» Given exercise A
Summarize the technical debt metaphor discussion in two sentences.
» Given exercise B
Print verbatim the rows from the line with "114, 364, 124]" up to and including the line with "100, 578, 144]".

--- begin Text ---

I like this analogy because it also hints at some of the problems with overzealous tech debt work.
Sometimes especially new devs push for removing or replacing a crane even though it's working fine just because they don't understand how to use it or because a new model is available.
Cities would never get built if we replaced all the cranes and scaffolding every few months.
My favorite metaphor: bridge and road maintenance. Every now and then you have to fix potholes and repaint the bridge. Sometimes in order to do this you have to close some lanes to traffic. If you don't do this, you will accrue more and more potholes, and the bridge will start to rust. The longer this goes on, the harder it becomes to fix. If you ignore the problem long enough, the bridge will collapse one day with very little warning.
I think that metaphor is not very apt, because it doesn't capture the drag on future work. Bridges and roads are stationary.
This is why I don't like this kind of metaphor, and I don't like the Technical Debt metaphor. Because it doesn't convey the right concept. It conceals, obfuscates actual truths.
- Bad code
- Bad decisions
- Bad design
- Lack of maintenance
- Lack of proper business concept understanding
Those things mean something, you can make them more precise, but they could be actionable. Technical debt always needs a follow up question: so what is actually going on?

--- end Text ---
--- begin The records ---

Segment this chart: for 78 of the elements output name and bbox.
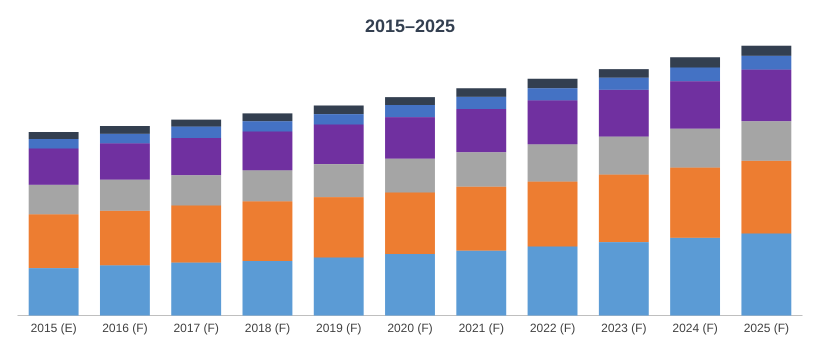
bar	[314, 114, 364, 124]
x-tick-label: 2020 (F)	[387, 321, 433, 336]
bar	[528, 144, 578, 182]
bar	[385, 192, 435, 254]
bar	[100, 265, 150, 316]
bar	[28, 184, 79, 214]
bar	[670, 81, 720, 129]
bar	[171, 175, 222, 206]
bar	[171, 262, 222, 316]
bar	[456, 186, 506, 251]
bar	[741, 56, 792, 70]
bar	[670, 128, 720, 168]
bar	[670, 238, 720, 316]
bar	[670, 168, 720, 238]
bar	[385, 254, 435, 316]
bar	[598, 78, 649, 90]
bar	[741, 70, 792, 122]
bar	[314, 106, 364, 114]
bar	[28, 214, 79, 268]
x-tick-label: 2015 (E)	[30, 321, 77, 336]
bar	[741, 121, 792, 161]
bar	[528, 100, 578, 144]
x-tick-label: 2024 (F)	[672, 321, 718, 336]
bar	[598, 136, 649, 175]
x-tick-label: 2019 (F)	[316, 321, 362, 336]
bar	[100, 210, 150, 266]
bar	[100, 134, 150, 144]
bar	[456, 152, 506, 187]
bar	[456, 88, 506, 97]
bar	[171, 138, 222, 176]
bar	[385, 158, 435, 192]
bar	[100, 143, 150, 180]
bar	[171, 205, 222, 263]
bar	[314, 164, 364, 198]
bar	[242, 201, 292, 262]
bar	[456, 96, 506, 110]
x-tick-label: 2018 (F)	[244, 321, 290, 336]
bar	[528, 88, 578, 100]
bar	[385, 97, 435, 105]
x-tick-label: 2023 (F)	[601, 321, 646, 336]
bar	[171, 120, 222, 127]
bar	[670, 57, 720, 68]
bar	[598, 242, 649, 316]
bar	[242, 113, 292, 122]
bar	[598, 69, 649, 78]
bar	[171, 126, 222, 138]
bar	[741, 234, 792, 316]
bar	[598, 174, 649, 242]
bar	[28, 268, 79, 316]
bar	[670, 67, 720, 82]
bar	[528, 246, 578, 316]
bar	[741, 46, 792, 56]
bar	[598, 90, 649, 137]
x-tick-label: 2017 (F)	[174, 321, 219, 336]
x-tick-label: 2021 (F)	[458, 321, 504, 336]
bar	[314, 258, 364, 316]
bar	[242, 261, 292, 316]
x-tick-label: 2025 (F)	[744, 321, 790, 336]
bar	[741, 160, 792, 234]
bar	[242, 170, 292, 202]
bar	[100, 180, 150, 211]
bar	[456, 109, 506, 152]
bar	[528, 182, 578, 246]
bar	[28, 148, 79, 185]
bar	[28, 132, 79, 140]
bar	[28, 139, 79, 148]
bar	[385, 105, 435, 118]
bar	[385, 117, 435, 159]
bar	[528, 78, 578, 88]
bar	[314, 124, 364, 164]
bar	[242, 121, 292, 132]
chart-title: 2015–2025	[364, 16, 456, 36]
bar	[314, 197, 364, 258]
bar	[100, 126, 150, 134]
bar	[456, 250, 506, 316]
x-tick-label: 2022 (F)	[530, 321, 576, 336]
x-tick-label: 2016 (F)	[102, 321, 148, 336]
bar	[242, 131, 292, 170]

--- end The records ---

» Task solution A
The discussion presents bridge and road maintenance as a metaphor for technical debt, in which skipped repairs pile up until the structure fails, and warns that overzealous tech debt work, such as replacing a working crane, also causes problems. Critics answer that this metaphor misses the drag on future work and that the technical debt label hides specific, actionable problems such as bad code, bad design, and lack of maintenance.

» Task solution B
bar	[314, 114, 364, 124]
x-tick-label: 2020 (F)	[387, 321, 433, 336]
bar	[528, 144, 578, 182]
bar	[385, 192, 435, 254]
bar	[100, 265, 150, 316]
bar	[28, 184, 79, 214]
bar	[670, 81, 720, 129]
bar	[171, 175, 222, 206]
bar	[171, 262, 222, 316]
bar	[456, 186, 506, 251]
bar	[741, 56, 792, 70]
bar	[670, 128, 720, 168]
bar	[670, 238, 720, 316]
bar	[670, 168, 720, 238]
bar	[385, 254, 435, 316]
bar	[598, 78, 649, 90]
bar	[741, 70, 792, 122]
bar	[314, 106, 364, 114]
bar	[28, 214, 79, 268]
x-tick-label: 2015 (E)	[30, 321, 77, 336]
bar	[741, 121, 792, 161]
bar	[528, 100, 578, 144]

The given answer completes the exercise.